BEGIN Information given
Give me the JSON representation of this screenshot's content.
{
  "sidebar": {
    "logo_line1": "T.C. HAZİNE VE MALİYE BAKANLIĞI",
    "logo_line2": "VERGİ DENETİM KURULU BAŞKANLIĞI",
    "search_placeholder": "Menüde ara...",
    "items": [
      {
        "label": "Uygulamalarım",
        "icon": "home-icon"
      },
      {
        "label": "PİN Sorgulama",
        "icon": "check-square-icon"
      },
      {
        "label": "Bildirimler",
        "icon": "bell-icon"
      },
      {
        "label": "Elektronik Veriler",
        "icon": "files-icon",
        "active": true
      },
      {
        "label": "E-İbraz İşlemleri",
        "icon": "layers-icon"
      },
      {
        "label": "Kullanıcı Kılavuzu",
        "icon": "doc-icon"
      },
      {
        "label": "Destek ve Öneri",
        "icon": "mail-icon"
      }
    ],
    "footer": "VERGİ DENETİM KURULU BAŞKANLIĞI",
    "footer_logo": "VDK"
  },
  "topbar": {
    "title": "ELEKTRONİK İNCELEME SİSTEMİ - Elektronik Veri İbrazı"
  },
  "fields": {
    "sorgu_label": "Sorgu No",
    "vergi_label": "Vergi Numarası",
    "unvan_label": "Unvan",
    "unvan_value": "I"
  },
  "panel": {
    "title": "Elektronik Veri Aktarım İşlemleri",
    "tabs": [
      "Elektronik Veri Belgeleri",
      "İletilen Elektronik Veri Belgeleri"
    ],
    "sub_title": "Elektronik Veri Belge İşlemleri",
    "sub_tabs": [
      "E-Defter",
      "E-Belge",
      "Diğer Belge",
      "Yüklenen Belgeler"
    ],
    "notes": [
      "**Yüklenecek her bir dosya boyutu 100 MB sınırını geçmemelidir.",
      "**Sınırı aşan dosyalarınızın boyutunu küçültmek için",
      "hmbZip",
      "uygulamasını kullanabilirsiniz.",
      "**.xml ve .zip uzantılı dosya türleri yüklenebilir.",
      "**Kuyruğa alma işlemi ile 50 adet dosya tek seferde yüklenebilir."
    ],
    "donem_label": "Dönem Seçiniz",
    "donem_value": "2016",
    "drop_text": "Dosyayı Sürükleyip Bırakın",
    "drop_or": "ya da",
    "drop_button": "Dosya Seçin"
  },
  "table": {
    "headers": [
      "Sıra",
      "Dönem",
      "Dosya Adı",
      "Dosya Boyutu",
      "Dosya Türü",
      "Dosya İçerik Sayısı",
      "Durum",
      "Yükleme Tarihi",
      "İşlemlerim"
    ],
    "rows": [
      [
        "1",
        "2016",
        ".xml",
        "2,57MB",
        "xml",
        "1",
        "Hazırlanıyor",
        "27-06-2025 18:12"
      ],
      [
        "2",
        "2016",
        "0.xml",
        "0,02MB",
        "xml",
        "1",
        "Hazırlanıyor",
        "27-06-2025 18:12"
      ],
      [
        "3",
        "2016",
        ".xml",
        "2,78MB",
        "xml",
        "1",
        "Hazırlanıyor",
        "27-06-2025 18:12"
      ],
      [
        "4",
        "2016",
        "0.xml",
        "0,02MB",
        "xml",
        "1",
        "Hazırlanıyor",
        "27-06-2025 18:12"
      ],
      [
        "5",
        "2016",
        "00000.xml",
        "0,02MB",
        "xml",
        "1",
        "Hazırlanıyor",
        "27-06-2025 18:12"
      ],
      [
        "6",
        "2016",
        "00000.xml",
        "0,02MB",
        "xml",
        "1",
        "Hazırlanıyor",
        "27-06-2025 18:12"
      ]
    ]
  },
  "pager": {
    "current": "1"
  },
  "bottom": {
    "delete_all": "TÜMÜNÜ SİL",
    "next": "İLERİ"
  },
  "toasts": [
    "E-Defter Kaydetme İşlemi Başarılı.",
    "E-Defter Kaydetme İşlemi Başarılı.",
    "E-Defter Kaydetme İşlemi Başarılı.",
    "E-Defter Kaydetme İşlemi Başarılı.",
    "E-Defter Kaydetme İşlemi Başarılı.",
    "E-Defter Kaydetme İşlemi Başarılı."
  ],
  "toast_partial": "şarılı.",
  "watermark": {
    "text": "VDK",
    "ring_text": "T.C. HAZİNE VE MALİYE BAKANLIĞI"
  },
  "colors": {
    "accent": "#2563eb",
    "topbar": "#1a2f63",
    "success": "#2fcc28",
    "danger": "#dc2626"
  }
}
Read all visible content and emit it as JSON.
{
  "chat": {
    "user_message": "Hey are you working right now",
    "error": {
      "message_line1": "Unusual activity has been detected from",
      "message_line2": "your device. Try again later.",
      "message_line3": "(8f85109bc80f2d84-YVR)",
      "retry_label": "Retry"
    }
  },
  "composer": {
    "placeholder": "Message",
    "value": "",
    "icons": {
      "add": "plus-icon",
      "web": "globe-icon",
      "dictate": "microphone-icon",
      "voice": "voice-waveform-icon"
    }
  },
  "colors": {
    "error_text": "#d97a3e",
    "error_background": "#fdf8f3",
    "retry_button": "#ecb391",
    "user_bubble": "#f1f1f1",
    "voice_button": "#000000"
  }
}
END Information given
## Written instruction
Make an exact copy of every entry.

## Response to the task
Give me the JSON representation of this screenshot's content.
{
  "sidebar": {
    "logo_line1": "T.C. HAZİNE VE MALİYE BAKANLIĞI",
    "logo_line2": "VERGİ DENETİM KURULU BAŞKANLIĞI",
    "search_placeholder": "Menüde ara...",
    "items": [
      {
        "label": "Uygulamalarım",
        "icon": "home-icon"
      },
      {
        "label": "PİN Sorgulama",
        "icon": "check-square-icon"
      },
      {
        "label": "Bildirimler",
        "icon": "bell-icon"
      },
      {
        "label": "Elektronik Veriler",
        "icon": "files-icon",
        "active": true
      },
      {
        "label": "E-İbraz İşlemleri",
        "icon": "layers-icon"
      },
      {
        "label": "Kullanıcı Kılavuzu",
        "icon": "doc-icon"
      },
      {
        "label": "Destek ve Öneri",
        "icon": "mail-icon"
      }
    ],
    "footer": "VERGİ DENETİM KURULU BAŞKANLIĞI",
    "footer_logo": "VDK"
  },
  "topbar": {
    "title": "ELEKTRONİK İNCELEME SİSTEMİ - Elektronik Veri İbrazı"
  },
  "fields": {
    "sorgu_label": "Sorgu No",
    "vergi_label": "Vergi Numarası",
    "unvan_label": "Unvan",
    "unvan_value": "I"
  },
  "panel": {
    "title": "Elektronik Veri Aktarım İşlemleri",
    "tabs": [
      "Elektronik Veri Belgeleri",
      "İletilen Elektronik Veri Belgeleri"
    ],
    "sub_title": "Elektronik Veri Belge İşlemleri",
    "sub_tabs": [
      "E-Defter",
      "E-Belge",
      "Diğer Belge",
      "Yüklenen Belgeler"
    ],
    "notes": [
      "**Yüklenecek her bir dosya boyutu 100 MB sınırını geçmemelidir.",
      "**Sınırı aşan dosyalarınızın boyutunu küçültmek için",
      "hmbZip",
      "uygulamasını kullanabilirsiniz.",
      "**.xml ve .zip uzantılı dosya türleri yüklenebilir.",
      "**Kuyruğa alma işlemi ile 50 adet dosya tek seferde yüklenebilir."
    ],
    "donem_label": "Dönem Seçiniz",
    "donem_value": "2016",
    "drop_text": "Dosyayı Sürükleyip Bırakın",
    "drop_or": "ya da",
    "drop_button": "Dosya Seçin"
  },
  "table": {
    "headers": [
      "Sıra",
      "Dönem",
      "Dosya Adı",
      "Dosya Boyutu",
      "Dosya Türü",
      "Dosya İçerik Sayısı",
      "Durum",
      "Yükleme Tarihi",
      "İşlemlerim"
    ],
    "rows": [
      [
        "1",
        "2016",
        ".xml",
        "2,57MB",
        "xml",
        "1",
        "Hazırlanıyor",
        "27-06-2025 18:12"
      ],
      [
        "2",
        "2016",
        "0.xml",
        "0,02MB",
        "xml",
        "1",
        "Hazırlanıyor",
        "27-06-2025 18:12"
      ],
      [
        "3",
        "2016",
        ".xml",
        "2,78MB",
        "xml",
        "1",
        "Hazırlanıyor",
        "27-06-2025 18:12"
      ],
      [
        "4",
        "2016",
        "0.xml",
        "0,02MB",
        "xml",
        "1",
        "Hazırlanıyor",
        "27-06-2025 18:12"
      ],
      [
        "5",
        "2016",
        "00000.xml",
        "0,02MB",
        "xml",
        "1",
        "Hazırlanıyor",
        "27-06-2025 18:12"
      ],
      [
        "6",
        "2016",
        "00000.xml",
        "0,02MB",
        "xml",
        "1",
        "Hazırlanıyor",
        "27-06-2025 18:12"
      ]
    ]
  },
  "pager": {
    "current": "1"
  },
  "bottom": {
    "delete_all": "TÜMÜNÜ SİL",
    "next": "İLERİ"
  },
  "toasts": [
    "E-Defter Kaydetme İşlemi Başarılı.",
    "E-Defter Kaydetme İşlemi Başarılı.",
    "E-Defter Kaydetme İşlemi Başarılı.",
    "E-Defter Kaydetme İşlemi Başarılı.",
    "E-Defter Kaydetme İşlemi Başarılı.",
    "E-Defter Kaydetme İşlemi Başarılı."
  ],
  "toast_partial": "şarılı.",
  "watermark": {
    "text": "VDK",
    "ring_text": "T.C. HAZİNE VE MALİYE BAKANLIĞI"
  },
  "colors": {
    "accent": "#2563eb",
    "topbar": "#1a2f63",
    "success": "#2fcc28",
    "danger": "#dc2626"
  }
}
Read all visible content and emit it as JSON.
{
  "chat": {
    "user_message": "Hey are you working right now",
    "error": {
      "message_line1": "Unusual activity has been detected from",
      "message_line2": "your device. Try again later.",
      "message_line3": "(8f85109bc80f2d84-YVR)",
      "retry_label": "Retry"
    }
  },
  "composer": {
    "placeholder": "Message",
    "value": "",
    "icons": {
      "add": "plus-icon",
      "web": "globe-icon",
      "dictate": "microphone-icon",
      "voice": "voice-waveform-icon"
    }
  },
  "colors": {
    "error_text": "#d97a3e",
    "error_background": "#fdf8f3",
    "retry_button": "#ecb391",
    "user_bubble": "#f1f1f1",
    "voice_button": "#000000"
  }
}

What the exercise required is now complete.